Supplied records:

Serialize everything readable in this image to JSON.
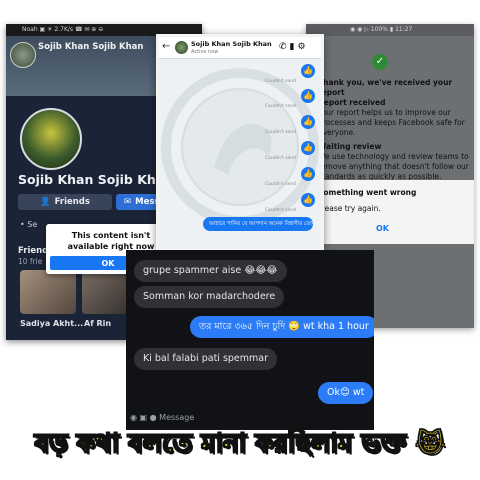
{
  "left_screen": {
    "status_text": "Noah ▣ ☀ 2.7K/s ☎ ✉ ⊕ ⊖",
    "top_name": "Sojib Khan Sojib Khan",
    "profile_name": "Sojib Khan Sojib Khan",
    "friends_button": "Friends",
    "message_button": "Messag",
    "dim_row_text": "Se",
    "friends_heading": "Friend",
    "friends_count": "10 frie",
    "friend_names": [
      "Sadiya Akht...",
      "Af Rin"
    ],
    "dialog_text": "This content isn't available right now",
    "dialog_ok": "OK"
  },
  "right_screen": {
    "status_text": "◉ ◉ ▷ 100% ▮ 11:27",
    "thanks": "Thank you, we've received your report",
    "received_title": "Report received",
    "received_body": "Your report helps us to improve our processes and keeps Facebook safe for everyone.",
    "waiting_title": "Waiting review",
    "waiting_body": "We use technology and review teams to remove anything that doesn't follow our standards as quickly as possible.",
    "error_title": "Something went wrong",
    "error_body": "Please try again.",
    "ok": "OK"
  },
  "messenger": {
    "name": "Sojib Khan Sojib Khan",
    "status": "Active now",
    "couldnt_send": "Couldn't send",
    "sent_text": "আহারে পানির যে আপদান অনেক বিশ্বাসীর তোমা আবাসু 😂"
  },
  "chat": {
    "incoming_1": "grupe spammer aise 😂😂😂",
    "incoming_2": "Somman kor madarchodere",
    "outgoing_1": "তর মারে ৩৬৫ দিন চুদি 🙄  wt kha 1 hour",
    "incoming_3": "Ki bal falabi pati spemmar",
    "outgoing_2": "Ok😊 wt",
    "composer_placeholder": "Message"
  },
  "caption": "বড় কথা বলতে মানা করছিলাম ভক্ত 😹",
  "colors": {
    "messenger_blue": "#1877f2",
    "caption_yellow": "#ffe21a",
    "chat_dark": "#111215"
  }
}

The request: Nothing in the entries should change as you copy them, except that the pictures are left out.

Output of the task:
Serialize everything readable in this image to JSON.
{
  "left_screen": {
    "status_text": "Noah ▣ ☀ 2.7K/s ☎ ✉ ⊕ ⊖",
    "top_name": "Sojib Khan Sojib Khan",
    "profile_name": "Sojib Khan Sojib Khan",
    "friends_button": "Friends",
    "message_button": "Messag",
    "dim_row_text": "Se",
    "friends_heading": "Friend",
    "friends_count": "10 frie",
    "friend_names": [
      "Sadiya Akht...",
      "Af Rin"
    ],
    "dialog_text": "This content isn't available right now",
    "dialog_ok": "OK"
  },
  "right_screen": {
    "status_text": "◉ ◉ ▷ 100% ▮ 11:27",
    "thanks": "Thank you, we've received your report",
    "received_title": "Report received",
    "received_body": "Your report helps us to improve our processes and keeps Facebook safe for everyone.",
    "waiting_title": "Waiting review",
    "waiting_body": "We use technology and review teams to remove anything that doesn't follow our standards as quickly as possible.",
    "error_title": "Something went wrong",
    "error_body": "Please try again.",
    "ok": "OK"
  },
  "messenger": {
    "name": "Sojib Khan Sojib Khan",
    "status": "Active now",
    "couldnt_send": "Couldn't send",
    "sent_text": "আহারে পানির যে আপদান অনেক বিশ্বাসীর তোমা আবাসু 😂"
  },
  "chat": {
    "incoming_1": "grupe spammer aise 😂😂😂",
    "incoming_2": "Somman kor madarchodere",
    "outgoing_1": "তর মারে ৩৬৫ দিন চুদি 🙄  wt kha 1 hour",
    "incoming_3": "Ki bal falabi pati spemmar",
    "outgoing_2": "Ok😊 wt",
    "composer_placeholder": "Message"
  },
  "caption": "বড় কথা বলতে মানা করছিলাম ভক্ত 😹",
  "colors": {
    "messenger_blue": "#1877f2",
    "caption_yellow": "#ffe21a",
    "chat_dark": "#111215"
  }
}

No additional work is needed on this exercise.